-- PROBLEM --
Among the following entries, count the lines that contain "this" and report only the result.

── GIVEN DATA

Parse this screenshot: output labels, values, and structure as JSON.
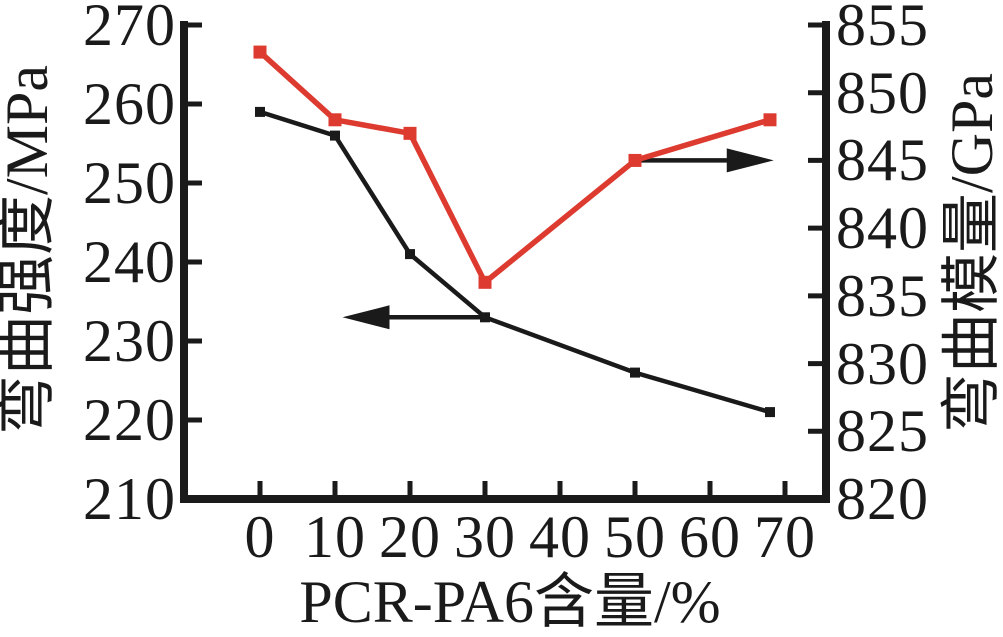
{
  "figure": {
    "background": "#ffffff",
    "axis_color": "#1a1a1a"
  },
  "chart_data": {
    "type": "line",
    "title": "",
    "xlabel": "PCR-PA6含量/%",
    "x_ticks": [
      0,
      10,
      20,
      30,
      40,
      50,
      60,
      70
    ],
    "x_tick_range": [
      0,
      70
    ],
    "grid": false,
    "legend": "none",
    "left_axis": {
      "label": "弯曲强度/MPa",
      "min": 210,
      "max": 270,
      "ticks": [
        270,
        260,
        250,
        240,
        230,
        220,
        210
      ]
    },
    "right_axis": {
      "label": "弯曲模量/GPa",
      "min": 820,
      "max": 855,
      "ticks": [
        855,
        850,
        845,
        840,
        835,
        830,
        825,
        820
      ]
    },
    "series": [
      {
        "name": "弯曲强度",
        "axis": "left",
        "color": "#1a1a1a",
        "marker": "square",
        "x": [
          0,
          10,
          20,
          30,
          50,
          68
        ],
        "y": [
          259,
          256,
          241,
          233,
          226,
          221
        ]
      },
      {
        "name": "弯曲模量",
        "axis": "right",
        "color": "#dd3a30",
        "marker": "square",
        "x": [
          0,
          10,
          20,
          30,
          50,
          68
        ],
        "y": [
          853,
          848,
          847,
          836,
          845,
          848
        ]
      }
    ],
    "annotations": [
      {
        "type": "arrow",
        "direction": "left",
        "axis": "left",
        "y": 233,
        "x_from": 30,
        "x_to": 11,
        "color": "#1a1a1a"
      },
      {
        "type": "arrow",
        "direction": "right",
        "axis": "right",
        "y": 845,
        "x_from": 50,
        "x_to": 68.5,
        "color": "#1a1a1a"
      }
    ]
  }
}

────
── GIVEN DATA

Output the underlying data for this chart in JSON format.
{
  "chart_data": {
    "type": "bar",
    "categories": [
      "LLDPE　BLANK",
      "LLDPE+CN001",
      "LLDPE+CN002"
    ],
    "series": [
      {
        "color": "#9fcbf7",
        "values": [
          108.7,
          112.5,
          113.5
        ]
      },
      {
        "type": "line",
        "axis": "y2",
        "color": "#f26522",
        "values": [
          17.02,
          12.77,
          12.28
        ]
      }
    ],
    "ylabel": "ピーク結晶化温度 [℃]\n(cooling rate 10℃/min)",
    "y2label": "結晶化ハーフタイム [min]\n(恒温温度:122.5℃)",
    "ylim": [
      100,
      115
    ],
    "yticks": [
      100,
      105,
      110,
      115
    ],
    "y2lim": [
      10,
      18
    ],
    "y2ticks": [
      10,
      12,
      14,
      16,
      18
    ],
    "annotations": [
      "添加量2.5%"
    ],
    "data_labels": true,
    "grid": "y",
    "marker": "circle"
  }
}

────

-- RESULT OF THE TASK --
2